The listing beneath should be written out in full, exactly as shown.
┌─ SOURCE DATA
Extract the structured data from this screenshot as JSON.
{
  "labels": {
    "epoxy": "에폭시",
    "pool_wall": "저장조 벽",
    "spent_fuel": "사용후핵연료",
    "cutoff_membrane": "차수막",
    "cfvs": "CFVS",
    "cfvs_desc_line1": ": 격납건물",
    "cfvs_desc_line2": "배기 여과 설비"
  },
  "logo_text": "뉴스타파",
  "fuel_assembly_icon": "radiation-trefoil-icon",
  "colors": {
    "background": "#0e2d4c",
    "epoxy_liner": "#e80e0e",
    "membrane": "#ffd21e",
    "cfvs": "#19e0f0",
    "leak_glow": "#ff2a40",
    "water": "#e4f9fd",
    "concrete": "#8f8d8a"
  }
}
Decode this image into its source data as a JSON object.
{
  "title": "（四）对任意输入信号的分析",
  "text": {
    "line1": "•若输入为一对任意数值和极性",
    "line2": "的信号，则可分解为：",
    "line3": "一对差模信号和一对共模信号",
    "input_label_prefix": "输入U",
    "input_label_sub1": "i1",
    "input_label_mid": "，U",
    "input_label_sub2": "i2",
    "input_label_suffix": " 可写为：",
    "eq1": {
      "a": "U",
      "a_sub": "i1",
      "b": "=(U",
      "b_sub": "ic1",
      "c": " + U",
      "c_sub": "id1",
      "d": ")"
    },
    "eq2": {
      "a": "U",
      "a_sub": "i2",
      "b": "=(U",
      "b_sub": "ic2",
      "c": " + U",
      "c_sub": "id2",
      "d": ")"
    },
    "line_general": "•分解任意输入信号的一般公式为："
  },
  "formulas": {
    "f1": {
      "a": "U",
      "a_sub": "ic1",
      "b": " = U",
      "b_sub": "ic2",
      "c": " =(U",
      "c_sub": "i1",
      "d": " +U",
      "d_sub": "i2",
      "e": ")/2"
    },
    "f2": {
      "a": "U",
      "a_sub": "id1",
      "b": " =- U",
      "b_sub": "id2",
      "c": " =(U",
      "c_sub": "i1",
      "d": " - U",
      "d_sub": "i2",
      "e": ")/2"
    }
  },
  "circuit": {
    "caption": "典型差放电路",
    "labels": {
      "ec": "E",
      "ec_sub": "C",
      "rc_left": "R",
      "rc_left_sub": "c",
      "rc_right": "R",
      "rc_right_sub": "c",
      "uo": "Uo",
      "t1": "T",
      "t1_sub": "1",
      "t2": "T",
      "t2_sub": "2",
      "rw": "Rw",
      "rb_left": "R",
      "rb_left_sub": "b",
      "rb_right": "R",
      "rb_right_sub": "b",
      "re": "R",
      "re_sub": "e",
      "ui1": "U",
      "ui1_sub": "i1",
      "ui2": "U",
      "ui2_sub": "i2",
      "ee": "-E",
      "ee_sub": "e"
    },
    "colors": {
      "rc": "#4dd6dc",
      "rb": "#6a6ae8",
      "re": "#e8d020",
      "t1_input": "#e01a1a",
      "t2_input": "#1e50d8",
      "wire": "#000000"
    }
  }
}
└─
[COMPLETE ANSWER]
Extract the structured data from this screenshot as JSON.
{
  "labels": {
    "epoxy": "에폭시",
    "pool_wall": "저장조 벽",
    "spent_fuel": "사용후핵연료",
    "cutoff_membrane": "차수막",
    "cfvs": "CFVS",
    "cfvs_desc_line1": ": 격납건물",
    "cfvs_desc_line2": "배기 여과 설비"
  },
  "logo_text": "뉴스타파",
  "fuel_assembly_icon": "radiation-trefoil-icon",
  "colors": {
    "background": "#0e2d4c",
    "epoxy_liner": "#e80e0e",
    "membrane": "#ffd21e",
    "cfvs": "#19e0f0",
    "leak_glow": "#ff2a40",
    "water": "#e4f9fd",
    "concrete": "#8f8d8a"
  }
}
Decode this image into its source data as a JSON object.
{
  "title": "（四）对任意输入信号的分析",
  "text": {
    "line1": "•若输入为一对任意数值和极性",
    "line2": "的信号，则可分解为：",
    "line3": "一对差模信号和一对共模信号",
    "input_label_prefix": "输入U",
    "input_label_sub1": "i1",
    "input_label_mid": "，U",
    "input_label_sub2": "i2",
    "input_label_suffix": " 可写为：",
    "eq1": {
      "a": "U",
      "a_sub": "i1",
      "b": "=(U",
      "b_sub": "ic1",
      "c": " + U",
      "c_sub": "id1",
      "d": ")"
    },
    "eq2": {
      "a": "U",
      "a_sub": "i2",
      "b": "=(U",
      "b_sub": "ic2",
      "c": " + U",
      "c_sub": "id2",
      "d": ")"
    },
    "line_general": "•分解任意输入信号的一般公式为："
  },
  "formulas": {
    "f1": {
      "a": "U",
      "a_sub": "ic1",
      "b": " = U",
      "b_sub": "ic2",
      "c": " =(U",
      "c_sub": "i1",
      "d": " +U",
      "d_sub": "i2",
      "e": ")/2"
    },
    "f2": {
      "a": "U",
      "a_sub": "id1",
      "b": " =- U",
      "b_sub": "id2",
      "c": " =(U",
      "c_sub": "i1",
      "d": " - U",
      "d_sub": "i2",
      "e": ")/2"
    }
  },
  "circuit": {
    "caption": "典型差放电路",
    "labels": {
      "ec": "E",
      "ec_sub": "C",
      "rc_left": "R",
      "rc_left_sub": "c",
      "rc_right": "R",
      "rc_right_sub": "c",
      "uo": "Uo",
      "t1": "T",
      "t1_sub": "1",
      "t2": "T",
      "t2_sub": "2",
      "rw": "Rw",
      "rb_left": "R",
      "rb_left_sub": "b",
      "rb_right": "R",
      "rb_right_sub": "b",
      "re": "R",
      "re_sub": "e",
      "ui1": "U",
      "ui1_sub": "i1",
      "ui2": "U",
      "ui2_sub": "i2",
      "ee": "-E",
      "ee_sub": "e"
    },
    "colors": {
      "rc": "#4dd6dc",
      "rb": "#6a6ae8",
      "re": "#e8d020",
      "t1_input": "#e01a1a",
      "t2_input": "#1e50d8",
      "wire": "#000000"
    }
  }
}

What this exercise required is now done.